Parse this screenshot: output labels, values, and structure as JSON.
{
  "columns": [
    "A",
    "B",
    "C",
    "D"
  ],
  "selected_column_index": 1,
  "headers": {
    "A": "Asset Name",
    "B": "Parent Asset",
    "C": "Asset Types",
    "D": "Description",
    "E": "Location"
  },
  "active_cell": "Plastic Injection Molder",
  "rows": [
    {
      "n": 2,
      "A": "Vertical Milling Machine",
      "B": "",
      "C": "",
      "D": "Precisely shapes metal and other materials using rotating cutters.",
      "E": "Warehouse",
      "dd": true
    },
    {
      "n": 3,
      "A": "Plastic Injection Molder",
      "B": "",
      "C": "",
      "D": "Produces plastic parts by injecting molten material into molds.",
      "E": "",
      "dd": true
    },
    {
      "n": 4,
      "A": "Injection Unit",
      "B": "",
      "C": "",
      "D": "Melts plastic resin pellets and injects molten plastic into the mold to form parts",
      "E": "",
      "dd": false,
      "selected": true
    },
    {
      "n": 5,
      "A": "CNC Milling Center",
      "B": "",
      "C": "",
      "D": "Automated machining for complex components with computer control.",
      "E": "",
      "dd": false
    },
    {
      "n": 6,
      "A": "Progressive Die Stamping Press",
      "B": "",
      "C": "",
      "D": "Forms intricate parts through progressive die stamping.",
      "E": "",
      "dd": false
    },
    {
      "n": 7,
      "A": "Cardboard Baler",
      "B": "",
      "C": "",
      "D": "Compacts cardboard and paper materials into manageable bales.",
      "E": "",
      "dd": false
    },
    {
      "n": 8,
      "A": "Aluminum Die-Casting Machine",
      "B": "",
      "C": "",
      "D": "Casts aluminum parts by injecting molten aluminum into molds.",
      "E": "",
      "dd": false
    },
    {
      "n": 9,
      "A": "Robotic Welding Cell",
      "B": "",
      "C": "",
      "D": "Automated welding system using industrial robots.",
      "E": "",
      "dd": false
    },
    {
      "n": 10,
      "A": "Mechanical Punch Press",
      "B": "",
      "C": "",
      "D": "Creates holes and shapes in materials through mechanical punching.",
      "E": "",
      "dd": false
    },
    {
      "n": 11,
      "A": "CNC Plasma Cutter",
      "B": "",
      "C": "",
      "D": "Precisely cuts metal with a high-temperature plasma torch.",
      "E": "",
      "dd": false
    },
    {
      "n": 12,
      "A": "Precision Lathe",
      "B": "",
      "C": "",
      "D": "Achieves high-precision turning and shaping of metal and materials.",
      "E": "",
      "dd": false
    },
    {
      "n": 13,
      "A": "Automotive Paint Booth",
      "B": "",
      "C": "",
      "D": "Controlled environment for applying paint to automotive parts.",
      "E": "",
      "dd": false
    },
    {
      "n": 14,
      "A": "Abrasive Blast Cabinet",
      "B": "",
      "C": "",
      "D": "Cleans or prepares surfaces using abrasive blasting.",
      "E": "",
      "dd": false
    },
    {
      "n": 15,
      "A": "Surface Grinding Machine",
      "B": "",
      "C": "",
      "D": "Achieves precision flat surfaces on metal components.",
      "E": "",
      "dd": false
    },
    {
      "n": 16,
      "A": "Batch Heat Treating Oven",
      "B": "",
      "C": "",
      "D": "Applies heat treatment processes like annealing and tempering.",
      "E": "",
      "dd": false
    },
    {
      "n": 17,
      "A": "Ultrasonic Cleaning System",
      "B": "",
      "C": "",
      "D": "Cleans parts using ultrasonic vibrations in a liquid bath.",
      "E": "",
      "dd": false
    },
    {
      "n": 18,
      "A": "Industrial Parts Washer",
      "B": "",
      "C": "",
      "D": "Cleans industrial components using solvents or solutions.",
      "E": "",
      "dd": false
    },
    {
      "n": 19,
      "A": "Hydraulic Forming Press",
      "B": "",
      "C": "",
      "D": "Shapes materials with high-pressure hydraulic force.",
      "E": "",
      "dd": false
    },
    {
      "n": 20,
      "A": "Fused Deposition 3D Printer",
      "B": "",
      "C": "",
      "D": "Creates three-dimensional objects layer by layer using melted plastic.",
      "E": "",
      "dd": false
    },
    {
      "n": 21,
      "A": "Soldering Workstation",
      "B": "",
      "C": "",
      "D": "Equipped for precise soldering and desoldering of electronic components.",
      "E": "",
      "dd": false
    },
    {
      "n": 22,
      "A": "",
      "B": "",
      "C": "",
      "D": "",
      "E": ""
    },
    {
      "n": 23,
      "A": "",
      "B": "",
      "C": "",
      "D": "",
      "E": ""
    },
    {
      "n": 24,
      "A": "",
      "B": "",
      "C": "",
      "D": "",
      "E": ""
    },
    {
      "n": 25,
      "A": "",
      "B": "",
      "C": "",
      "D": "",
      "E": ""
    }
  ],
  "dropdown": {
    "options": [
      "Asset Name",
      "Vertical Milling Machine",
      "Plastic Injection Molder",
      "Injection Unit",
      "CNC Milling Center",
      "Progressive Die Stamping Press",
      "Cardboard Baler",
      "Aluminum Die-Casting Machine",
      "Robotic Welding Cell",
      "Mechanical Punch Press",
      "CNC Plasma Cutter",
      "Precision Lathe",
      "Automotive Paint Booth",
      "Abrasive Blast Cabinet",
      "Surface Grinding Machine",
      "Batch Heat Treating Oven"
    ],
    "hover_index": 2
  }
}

■ **Stated problem**
Using the listing above, reproduce each line without omission.

■ **Problem solution**
Parse this screenshot: output labels, values, and structure as JSON.
{
  "columns": [
    "A",
    "B",
    "C",
    "D"
  ],
  "selected_column_index": 1,
  "headers": {
    "A": "Asset Name",
    "B": "Parent Asset",
    "C": "Asset Types",
    "D": "Description",
    "E": "Location"
  },
  "active_cell": "Plastic Injection Molder",
  "rows": [
    {
      "n": 2,
      "A": "Vertical Milling Machine",
      "B": "",
      "C": "",
      "D": "Precisely shapes metal and other materials using rotating cutters.",
      "E": "Warehouse",
      "dd": true
    },
    {
      "n": 3,
      "A": "Plastic Injection Molder",
      "B": "",
      "C": "",
      "D": "Produces plastic parts by injecting molten material into molds.",
      "E": "",
      "dd": true
    },
    {
      "n": 4,
      "A": "Injection Unit",
      "B": "",
      "C": "",
      "D": "Melts plastic resin pellets and injects molten plastic into the mold to form parts",
      "E": "",
      "dd": false,
      "selected": true
    },
    {
      "n": 5,
      "A": "CNC Milling Center",
      "B": "",
      "C": "",
      "D": "Automated machining for complex components with computer control.",
      "E": "",
      "dd": false
    },
    {
      "n": 6,
      "A": "Progressive Die Stamping Press",
      "B": "",
      "C": "",
      "D": "Forms intricate parts through progressive die stamping.",
      "E": "",
      "dd": false
    },
    {
      "n": 7,
      "A": "Cardboard Baler",
      "B": "",
      "C": "",
      "D": "Compacts cardboard and paper materials into manageable bales.",
      "E": "",
      "dd": false
    },
    {
      "n": 8,
      "A": "Aluminum Die-Casting Machine",
      "B": "",
      "C": "",
      "D": "Casts aluminum parts by injecting molten aluminum into molds.",
      "E": "",
      "dd": false
    },
    {
      "n": 9,
      "A": "Robotic Welding Cell",
      "B": "",
      "C": "",
      "D": "Automated welding system using industrial robots.",
      "E": "",
      "dd": false
    },
    {
      "n": 10,
      "A": "Mechanical Punch Press",
      "B": "",
      "C": "",
      "D": "Creates holes and shapes in materials through mechanical punching.",
      "E": "",
      "dd": false
    },
    {
      "n": 11,
      "A": "CNC Plasma Cutter",
      "B": "",
      "C": "",
      "D": "Precisely cuts metal with a high-temperature plasma torch.",
      "E": "",
      "dd": false
    },
    {
      "n": 12,
      "A": "Precision Lathe",
      "B": "",
      "C": "",
      "D": "Achieves high-precision turning and shaping of metal and materials.",
      "E": "",
      "dd": false
    },
    {
      "n": 13,
      "A": "Automotive Paint Booth",
      "B": "",
      "C": "",
      "D": "Controlled environment for applying paint to automotive parts.",
      "E": "",
      "dd": false
    },
    {
      "n": 14,
      "A": "Abrasive Blast Cabinet",
      "B": "",
      "C": "",
      "D": "Cleans or prepares surfaces using abrasive blasting.",
      "E": "",
      "dd": false
    },
    {
      "n": 15,
      "A": "Surface Grinding Machine",
      "B": "",
      "C": "",
      "D": "Achieves precision flat surfaces on metal components.",
      "E": "",
      "dd": false
    },
    {
      "n": 16,
      "A": "Batch Heat Treating Oven",
      "B": "",
      "C": "",
      "D": "Applies heat treatment processes like annealing and tempering.",
      "E": "",
      "dd": false
    },
    {
      "n": 17,
      "A": "Ultrasonic Cleaning System",
      "B": "",
      "C": "",
      "D": "Cleans parts using ultrasonic vibrations in a liquid bath.",
      "E": "",
      "dd": false
    },
    {
      "n": 18,
      "A": "Industrial Parts Washer",
      "B": "",
      "C": "",
      "D": "Cleans industrial components using solvents or solutions.",
      "E": "",
      "dd": false
    },
    {
      "n": 19,
      "A": "Hydraulic Forming Press",
      "B": "",
      "C": "",
      "D": "Shapes materials with high-pressure hydraulic force.",
      "E": "",
      "dd": false
    },
    {
      "n": 20,
      "A": "Fused Deposition 3D Printer",
      "B": "",
      "C": "",
      "D": "Creates three-dimensional objects layer by layer using melted plastic.",
      "E": "",
      "dd": false
    },
    {
      "n": 21,
      "A": "Soldering Workstation",
      "B": "",
      "C": "",
      "D": "Equipped for precise soldering and desoldering of electronic components.",
      "E": "",
      "dd": false
    },
    {
      "n": 22,
      "A": "",
      "B": "",
      "C": "",
      "D": "",
      "E": ""
    },
    {
      "n": 23,
      "A": "",
      "B": "",
      "C": "",
      "D": "",
      "E": ""
    },
    {
      "n": 24,
      "A": "",
      "B": "",
      "C": "",
      "D": "",
      "E": ""
    },
    {
      "n": 25,
      "A": "",
      "B": "",
      "C": "",
      "D": "",
      "E": ""
    }
  ],
  "dropdown": {
    "options": [
      "Asset Name",
      "Vertical Milling Machine",
      "Plastic Injection Molder",
      "Injection Unit",
      "CNC Milling Center",
      "Progressive Die Stamping Press",
      "Cardboard Baler",
      "Aluminum Die-Casting Machine",
      "Robotic Welding Cell",
      "Mechanical Punch Press",
      "CNC Plasma Cutter",
      "Precision Lathe",
      "Automotive Paint Booth",
      "Abrasive Blast Cabinet",
      "Surface Grinding Machine",
      "Batch Heat Treating Oven"
    ],
    "hover_index": 2
  }
}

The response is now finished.